● INPUT FOR THIS TASK:

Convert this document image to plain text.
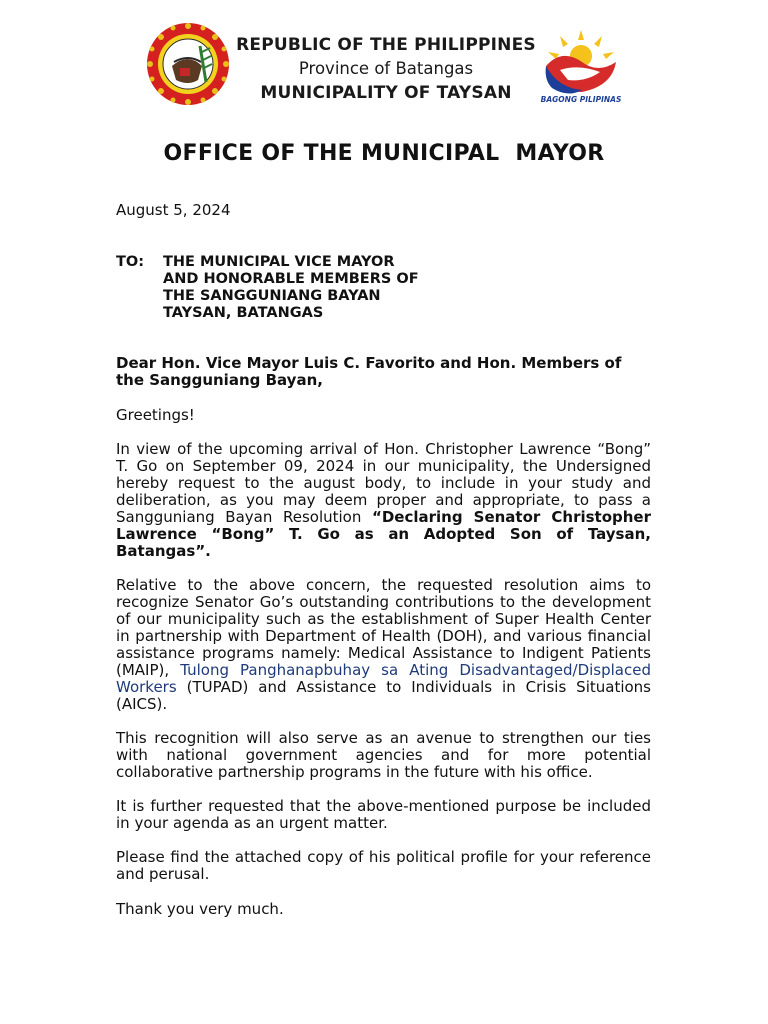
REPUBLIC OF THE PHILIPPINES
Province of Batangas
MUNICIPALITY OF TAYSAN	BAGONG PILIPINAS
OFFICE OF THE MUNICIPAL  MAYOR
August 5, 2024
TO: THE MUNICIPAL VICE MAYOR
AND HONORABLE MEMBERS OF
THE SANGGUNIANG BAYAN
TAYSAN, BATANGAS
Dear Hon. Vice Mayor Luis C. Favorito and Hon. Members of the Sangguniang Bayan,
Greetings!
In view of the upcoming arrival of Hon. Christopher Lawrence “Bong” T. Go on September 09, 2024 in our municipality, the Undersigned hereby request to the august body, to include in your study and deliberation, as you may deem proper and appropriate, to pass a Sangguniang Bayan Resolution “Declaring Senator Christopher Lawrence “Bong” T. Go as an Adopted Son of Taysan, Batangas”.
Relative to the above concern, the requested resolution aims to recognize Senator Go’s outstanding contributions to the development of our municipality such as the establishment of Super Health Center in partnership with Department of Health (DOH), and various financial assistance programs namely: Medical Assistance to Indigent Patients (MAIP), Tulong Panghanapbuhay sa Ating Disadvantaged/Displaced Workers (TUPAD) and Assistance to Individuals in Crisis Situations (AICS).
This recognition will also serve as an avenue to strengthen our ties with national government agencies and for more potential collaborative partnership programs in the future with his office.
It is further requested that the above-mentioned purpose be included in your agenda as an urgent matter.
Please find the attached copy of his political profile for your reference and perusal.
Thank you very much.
--
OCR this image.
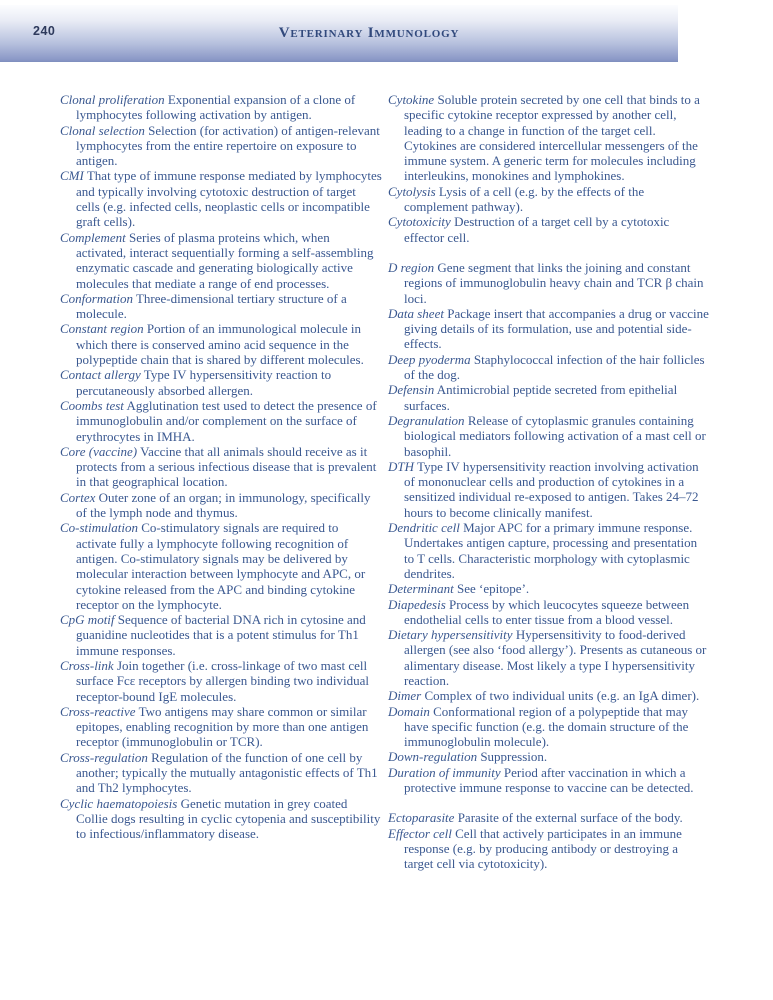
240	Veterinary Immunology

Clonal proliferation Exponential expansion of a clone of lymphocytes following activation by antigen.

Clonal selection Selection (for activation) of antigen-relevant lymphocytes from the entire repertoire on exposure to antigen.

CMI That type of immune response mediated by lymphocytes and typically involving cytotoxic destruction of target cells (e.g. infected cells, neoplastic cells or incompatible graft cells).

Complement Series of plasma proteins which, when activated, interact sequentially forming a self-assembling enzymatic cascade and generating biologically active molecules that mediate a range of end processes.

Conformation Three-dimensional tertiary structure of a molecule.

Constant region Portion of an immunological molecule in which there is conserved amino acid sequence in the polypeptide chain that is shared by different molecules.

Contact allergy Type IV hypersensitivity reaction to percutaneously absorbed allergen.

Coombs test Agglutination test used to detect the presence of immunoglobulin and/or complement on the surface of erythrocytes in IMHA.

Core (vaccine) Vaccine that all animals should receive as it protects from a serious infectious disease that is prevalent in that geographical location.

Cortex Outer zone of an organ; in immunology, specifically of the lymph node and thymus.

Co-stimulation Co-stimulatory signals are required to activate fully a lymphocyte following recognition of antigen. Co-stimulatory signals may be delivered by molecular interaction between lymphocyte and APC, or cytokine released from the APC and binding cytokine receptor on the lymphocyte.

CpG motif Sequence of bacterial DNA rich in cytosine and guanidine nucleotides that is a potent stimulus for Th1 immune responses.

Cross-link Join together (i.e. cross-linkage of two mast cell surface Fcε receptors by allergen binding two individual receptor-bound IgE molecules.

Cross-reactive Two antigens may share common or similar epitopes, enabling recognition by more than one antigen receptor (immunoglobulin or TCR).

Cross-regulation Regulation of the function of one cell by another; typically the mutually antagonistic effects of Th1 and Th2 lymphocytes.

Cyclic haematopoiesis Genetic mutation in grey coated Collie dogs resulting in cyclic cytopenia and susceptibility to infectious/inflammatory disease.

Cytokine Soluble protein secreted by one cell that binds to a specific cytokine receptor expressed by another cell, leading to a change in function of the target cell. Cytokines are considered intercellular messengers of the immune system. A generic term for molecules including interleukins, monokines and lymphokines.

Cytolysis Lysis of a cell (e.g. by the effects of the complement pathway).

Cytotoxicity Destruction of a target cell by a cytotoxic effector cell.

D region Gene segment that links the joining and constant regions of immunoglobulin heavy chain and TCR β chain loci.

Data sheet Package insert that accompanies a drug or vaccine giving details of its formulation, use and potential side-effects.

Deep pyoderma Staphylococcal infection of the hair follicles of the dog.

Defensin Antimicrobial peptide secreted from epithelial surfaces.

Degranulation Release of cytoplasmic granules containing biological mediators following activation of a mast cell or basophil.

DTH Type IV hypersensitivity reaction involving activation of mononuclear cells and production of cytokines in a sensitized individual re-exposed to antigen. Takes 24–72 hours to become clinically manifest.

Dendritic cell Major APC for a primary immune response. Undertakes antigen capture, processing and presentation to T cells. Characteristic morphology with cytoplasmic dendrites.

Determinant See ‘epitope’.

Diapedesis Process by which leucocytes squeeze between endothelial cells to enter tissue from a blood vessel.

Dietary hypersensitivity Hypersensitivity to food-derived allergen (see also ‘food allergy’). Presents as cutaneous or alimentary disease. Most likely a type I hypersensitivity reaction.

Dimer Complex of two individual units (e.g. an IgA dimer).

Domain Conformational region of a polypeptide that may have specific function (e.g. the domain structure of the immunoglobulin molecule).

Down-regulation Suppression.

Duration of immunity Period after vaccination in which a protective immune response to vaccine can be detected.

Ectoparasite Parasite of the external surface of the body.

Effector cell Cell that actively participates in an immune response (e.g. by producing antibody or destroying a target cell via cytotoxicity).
...
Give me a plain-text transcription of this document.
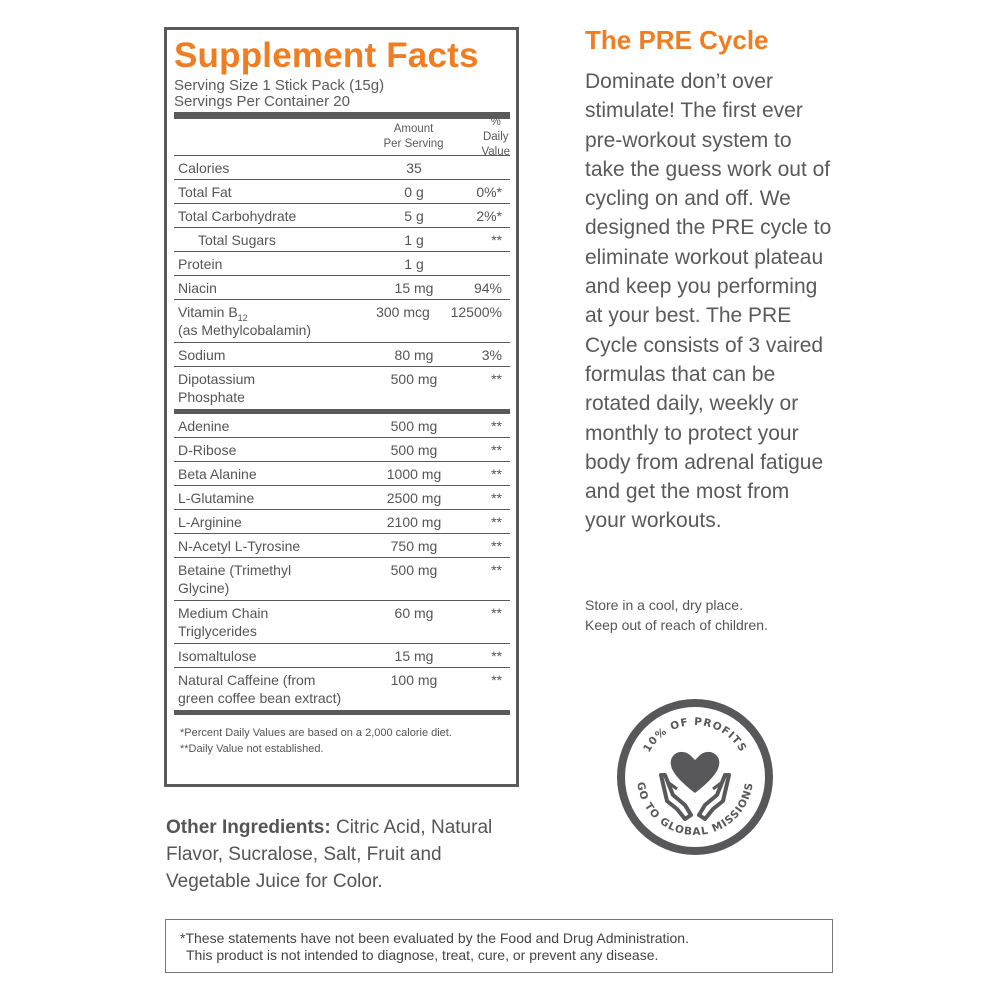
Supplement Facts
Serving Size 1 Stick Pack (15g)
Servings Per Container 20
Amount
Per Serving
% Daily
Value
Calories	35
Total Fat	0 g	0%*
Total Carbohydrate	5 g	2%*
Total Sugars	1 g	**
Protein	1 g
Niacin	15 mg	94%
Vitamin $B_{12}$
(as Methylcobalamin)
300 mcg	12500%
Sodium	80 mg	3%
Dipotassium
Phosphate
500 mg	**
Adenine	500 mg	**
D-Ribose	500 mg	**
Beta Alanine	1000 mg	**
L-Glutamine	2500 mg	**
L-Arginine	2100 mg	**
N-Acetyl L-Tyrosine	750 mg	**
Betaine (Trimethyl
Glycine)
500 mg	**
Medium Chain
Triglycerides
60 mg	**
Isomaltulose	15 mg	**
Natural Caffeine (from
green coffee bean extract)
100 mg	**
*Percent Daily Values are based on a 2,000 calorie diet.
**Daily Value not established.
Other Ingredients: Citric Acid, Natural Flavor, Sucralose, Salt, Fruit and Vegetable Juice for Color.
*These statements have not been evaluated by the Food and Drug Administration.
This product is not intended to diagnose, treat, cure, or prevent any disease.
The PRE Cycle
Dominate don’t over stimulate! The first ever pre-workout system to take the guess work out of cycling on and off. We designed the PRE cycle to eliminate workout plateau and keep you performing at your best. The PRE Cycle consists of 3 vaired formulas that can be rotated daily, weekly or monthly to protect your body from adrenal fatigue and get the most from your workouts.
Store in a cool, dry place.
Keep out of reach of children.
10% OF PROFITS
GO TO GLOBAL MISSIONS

● WORK INSTRUCTION: Filter the records down to the lines containing the word "image", and copy those.

● ANSWER TO THIS EXERCISE:
Convert this document image to plain text.
OCR this image.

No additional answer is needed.